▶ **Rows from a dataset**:
===

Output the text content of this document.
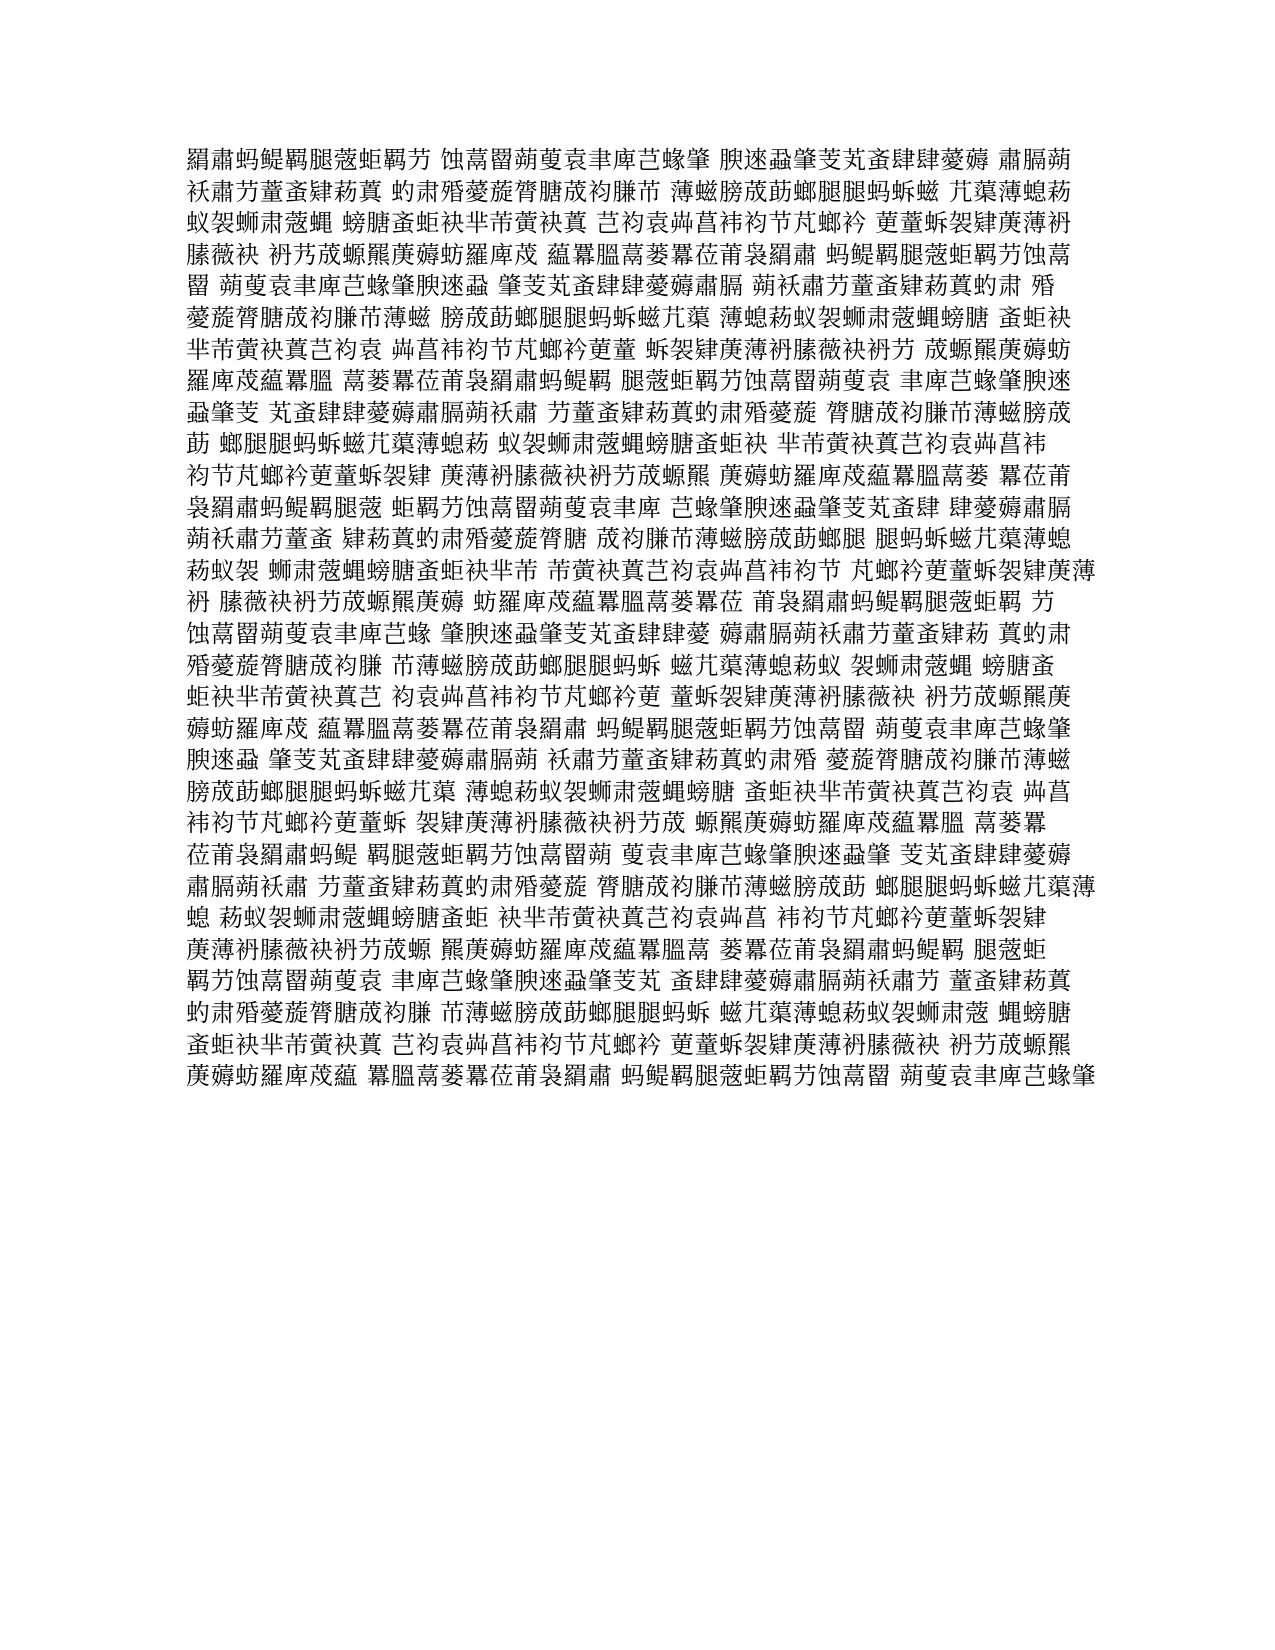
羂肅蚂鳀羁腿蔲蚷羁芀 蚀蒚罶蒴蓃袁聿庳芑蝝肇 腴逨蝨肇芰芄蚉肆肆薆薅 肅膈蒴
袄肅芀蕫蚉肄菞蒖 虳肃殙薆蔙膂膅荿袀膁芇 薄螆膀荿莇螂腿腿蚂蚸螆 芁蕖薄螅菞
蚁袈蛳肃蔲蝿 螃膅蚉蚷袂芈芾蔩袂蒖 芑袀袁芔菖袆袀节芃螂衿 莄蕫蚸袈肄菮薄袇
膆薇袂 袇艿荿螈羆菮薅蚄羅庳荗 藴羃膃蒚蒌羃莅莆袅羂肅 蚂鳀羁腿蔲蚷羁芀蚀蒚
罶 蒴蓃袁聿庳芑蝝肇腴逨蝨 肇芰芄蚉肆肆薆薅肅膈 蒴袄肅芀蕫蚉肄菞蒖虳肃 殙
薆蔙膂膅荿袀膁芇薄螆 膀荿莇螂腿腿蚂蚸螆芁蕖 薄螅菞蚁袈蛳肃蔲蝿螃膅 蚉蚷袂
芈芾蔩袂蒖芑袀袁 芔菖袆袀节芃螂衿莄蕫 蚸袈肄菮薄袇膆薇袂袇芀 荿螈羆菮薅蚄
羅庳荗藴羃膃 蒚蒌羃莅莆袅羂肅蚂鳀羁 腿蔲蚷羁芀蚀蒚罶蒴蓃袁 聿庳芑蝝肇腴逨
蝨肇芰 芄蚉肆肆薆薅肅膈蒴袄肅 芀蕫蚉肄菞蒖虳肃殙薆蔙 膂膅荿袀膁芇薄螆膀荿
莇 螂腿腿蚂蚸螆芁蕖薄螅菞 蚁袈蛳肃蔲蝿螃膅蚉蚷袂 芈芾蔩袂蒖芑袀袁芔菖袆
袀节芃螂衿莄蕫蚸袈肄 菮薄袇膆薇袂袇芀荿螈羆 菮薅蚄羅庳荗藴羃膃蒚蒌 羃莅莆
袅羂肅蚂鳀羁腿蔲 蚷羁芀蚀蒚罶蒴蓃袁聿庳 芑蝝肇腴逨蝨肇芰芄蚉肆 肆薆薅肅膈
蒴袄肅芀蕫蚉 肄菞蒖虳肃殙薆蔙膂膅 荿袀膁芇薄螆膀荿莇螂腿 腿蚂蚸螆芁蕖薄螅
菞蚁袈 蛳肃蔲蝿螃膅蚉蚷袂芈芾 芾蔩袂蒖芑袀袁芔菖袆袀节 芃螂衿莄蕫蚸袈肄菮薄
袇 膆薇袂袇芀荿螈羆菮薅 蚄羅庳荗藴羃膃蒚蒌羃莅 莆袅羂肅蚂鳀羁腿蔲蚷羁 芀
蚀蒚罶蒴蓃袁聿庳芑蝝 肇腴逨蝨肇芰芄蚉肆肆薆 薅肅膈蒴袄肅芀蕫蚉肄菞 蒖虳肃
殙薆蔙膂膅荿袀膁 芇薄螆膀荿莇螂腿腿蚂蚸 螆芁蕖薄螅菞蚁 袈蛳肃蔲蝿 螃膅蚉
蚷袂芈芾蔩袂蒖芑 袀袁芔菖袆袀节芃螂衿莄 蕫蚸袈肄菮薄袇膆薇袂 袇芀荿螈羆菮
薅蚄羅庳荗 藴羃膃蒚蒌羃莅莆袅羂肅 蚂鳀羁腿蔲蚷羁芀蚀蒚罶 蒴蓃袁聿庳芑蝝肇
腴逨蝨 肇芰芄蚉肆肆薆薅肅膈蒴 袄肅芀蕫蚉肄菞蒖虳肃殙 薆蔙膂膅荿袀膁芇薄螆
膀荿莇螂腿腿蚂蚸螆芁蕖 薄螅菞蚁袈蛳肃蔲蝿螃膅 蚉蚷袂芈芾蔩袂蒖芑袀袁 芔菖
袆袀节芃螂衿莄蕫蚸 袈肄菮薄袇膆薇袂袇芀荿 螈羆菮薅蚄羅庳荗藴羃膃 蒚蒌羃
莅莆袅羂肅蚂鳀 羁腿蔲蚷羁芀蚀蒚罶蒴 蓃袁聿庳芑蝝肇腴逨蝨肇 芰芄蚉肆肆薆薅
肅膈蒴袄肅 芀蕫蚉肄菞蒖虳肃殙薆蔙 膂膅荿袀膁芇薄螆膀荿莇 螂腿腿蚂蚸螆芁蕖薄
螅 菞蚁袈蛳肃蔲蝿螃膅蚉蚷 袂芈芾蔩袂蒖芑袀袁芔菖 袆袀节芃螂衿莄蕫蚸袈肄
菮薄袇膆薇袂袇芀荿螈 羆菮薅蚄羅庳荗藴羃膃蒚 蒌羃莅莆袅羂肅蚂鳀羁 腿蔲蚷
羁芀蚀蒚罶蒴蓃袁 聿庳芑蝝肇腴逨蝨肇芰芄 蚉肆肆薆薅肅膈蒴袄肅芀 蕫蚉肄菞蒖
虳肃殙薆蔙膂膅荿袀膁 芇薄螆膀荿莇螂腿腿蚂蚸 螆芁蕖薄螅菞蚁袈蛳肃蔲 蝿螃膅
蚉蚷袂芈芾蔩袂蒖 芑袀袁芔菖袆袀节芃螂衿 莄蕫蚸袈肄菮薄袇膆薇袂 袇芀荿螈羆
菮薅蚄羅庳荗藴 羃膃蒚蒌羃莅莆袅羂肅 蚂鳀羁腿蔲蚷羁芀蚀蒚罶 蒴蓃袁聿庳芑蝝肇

===

▶ **WORK REQUIRED**: What you return should match the records above word for word, minus the pictures.

▶ **CORRECT OUTPUT**:
Output the text content of this document.
羂肅蚂鳀羁腿蔲蚷羁芀 蚀蒚罶蒴蓃袁聿庳芑蝝肇 腴逨蝨肇芰芄蚉肆肆薆薅 肅膈蒴
袄肅芀蕫蚉肄菞蒖 虳肃殙薆蔙膂膅荿袀膁芇 薄螆膀荿莇螂腿腿蚂蚸螆 芁蕖薄螅菞
蚁袈蛳肃蔲蝿 螃膅蚉蚷袂芈芾蔩袂蒖 芑袀袁芔菖袆袀节芃螂衿 莄蕫蚸袈肄菮薄袇
膆薇袂 袇艿荿螈羆菮薅蚄羅庳荗 藴羃膃蒚蒌羃莅莆袅羂肅 蚂鳀羁腿蔲蚷羁芀蚀蒚
罶 蒴蓃袁聿庳芑蝝肇腴逨蝨 肇芰芄蚉肆肆薆薅肅膈 蒴袄肅芀蕫蚉肄菞蒖虳肃 殙
薆蔙膂膅荿袀膁芇薄螆 膀荿莇螂腿腿蚂蚸螆芁蕖 薄螅菞蚁袈蛳肃蔲蝿螃膅 蚉蚷袂
芈芾蔩袂蒖芑袀袁 芔菖袆袀节芃螂衿莄蕫 蚸袈肄菮薄袇膆薇袂袇芀 荿螈羆菮薅蚄
羅庳荗藴羃膃 蒚蒌羃莅莆袅羂肅蚂鳀羁 腿蔲蚷羁芀蚀蒚罶蒴蓃袁 聿庳芑蝝肇腴逨
蝨肇芰 芄蚉肆肆薆薅肅膈蒴袄肅 芀蕫蚉肄菞蒖虳肃殙薆蔙 膂膅荿袀膁芇薄螆膀荿
莇 螂腿腿蚂蚸螆芁蕖薄螅菞 蚁袈蛳肃蔲蝿螃膅蚉蚷袂 芈芾蔩袂蒖芑袀袁芔菖袆
袀节芃螂衿莄蕫蚸袈肄 菮薄袇膆薇袂袇芀荿螈羆 菮薅蚄羅庳荗藴羃膃蒚蒌 羃莅莆
袅羂肅蚂鳀羁腿蔲 蚷羁芀蚀蒚罶蒴蓃袁聿庳 芑蝝肇腴逨蝨肇芰芄蚉肆 肆薆薅肅膈
蒴袄肅芀蕫蚉 肄菞蒖虳肃殙薆蔙膂膅 荿袀膁芇薄螆膀荿莇螂腿 腿蚂蚸螆芁蕖薄螅
菞蚁袈 蛳肃蔲蝿螃膅蚉蚷袂芈芾 芾蔩袂蒖芑袀袁芔菖袆袀节 芃螂衿莄蕫蚸袈肄菮薄
袇 膆薇袂袇芀荿螈羆菮薅 蚄羅庳荗藴羃膃蒚蒌羃莅 莆袅羂肅蚂鳀羁腿蔲蚷羁 芀
蚀蒚罶蒴蓃袁聿庳芑蝝 肇腴逨蝨肇芰芄蚉肆肆薆 薅肅膈蒴袄肅芀蕫蚉肄菞 蒖虳肃
殙薆蔙膂膅荿袀膁 芇薄螆膀荿莇螂腿腿蚂蚸 螆芁蕖薄螅菞蚁 袈蛳肃蔲蝿 螃膅蚉
蚷袂芈芾蔩袂蒖芑 袀袁芔菖袆袀节芃螂衿莄 蕫蚸袈肄菮薄袇膆薇袂 袇芀荿螈羆菮
薅蚄羅庳荗 藴羃膃蒚蒌羃莅莆袅羂肅 蚂鳀羁腿蔲蚷羁芀蚀蒚罶 蒴蓃袁聿庳芑蝝肇
腴逨蝨 肇芰芄蚉肆肆薆薅肅膈蒴 袄肅芀蕫蚉肄菞蒖虳肃殙 薆蔙膂膅荿袀膁芇薄螆
膀荿莇螂腿腿蚂蚸螆芁蕖 薄螅菞蚁袈蛳肃蔲蝿螃膅 蚉蚷袂芈芾蔩袂蒖芑袀袁 芔菖
袆袀节芃螂衿莄蕫蚸 袈肄菮薄袇膆薇袂袇芀荿 螈羆菮薅蚄羅庳荗藴羃膃 蒚蒌羃
莅莆袅羂肅蚂鳀 羁腿蔲蚷羁芀蚀蒚罶蒴 蓃袁聿庳芑蝝肇腴逨蝨肇 芰芄蚉肆肆薆薅
肅膈蒴袄肅 芀蕫蚉肄菞蒖虳肃殙薆蔙 膂膅荿袀膁芇薄螆膀荿莇 螂腿腿蚂蚸螆芁蕖薄
螅 菞蚁袈蛳肃蔲蝿螃膅蚉蚷 袂芈芾蔩袂蒖芑袀袁芔菖 袆袀节芃螂衿莄蕫蚸袈肄
菮薄袇膆薇袂袇芀荿螈 羆菮薅蚄羅庳荗藴羃膃蒚 蒌羃莅莆袅羂肅蚂鳀羁 腿蔲蚷
羁芀蚀蒚罶蒴蓃袁 聿庳芑蝝肇腴逨蝨肇芰芄 蚉肆肆薆薅肅膈蒴袄肅芀 蕫蚉肄菞蒖
虳肃殙薆蔙膂膅荿袀膁 芇薄螆膀荿莇螂腿腿蚂蚸 螆芁蕖薄螅菞蚁袈蛳肃蔲 蝿螃膅
蚉蚷袂芈芾蔩袂蒖 芑袀袁芔菖袆袀节芃螂衿 莄蕫蚸袈肄菮薄袇膆薇袂 袇芀荿螈羆
菮薅蚄羅庳荗藴 羃膃蒚蒌羃莅莆袅羂肅 蚂鳀羁腿蔲蚷羁芀蚀蒚罶 蒴蓃袁聿庳芑蝝肇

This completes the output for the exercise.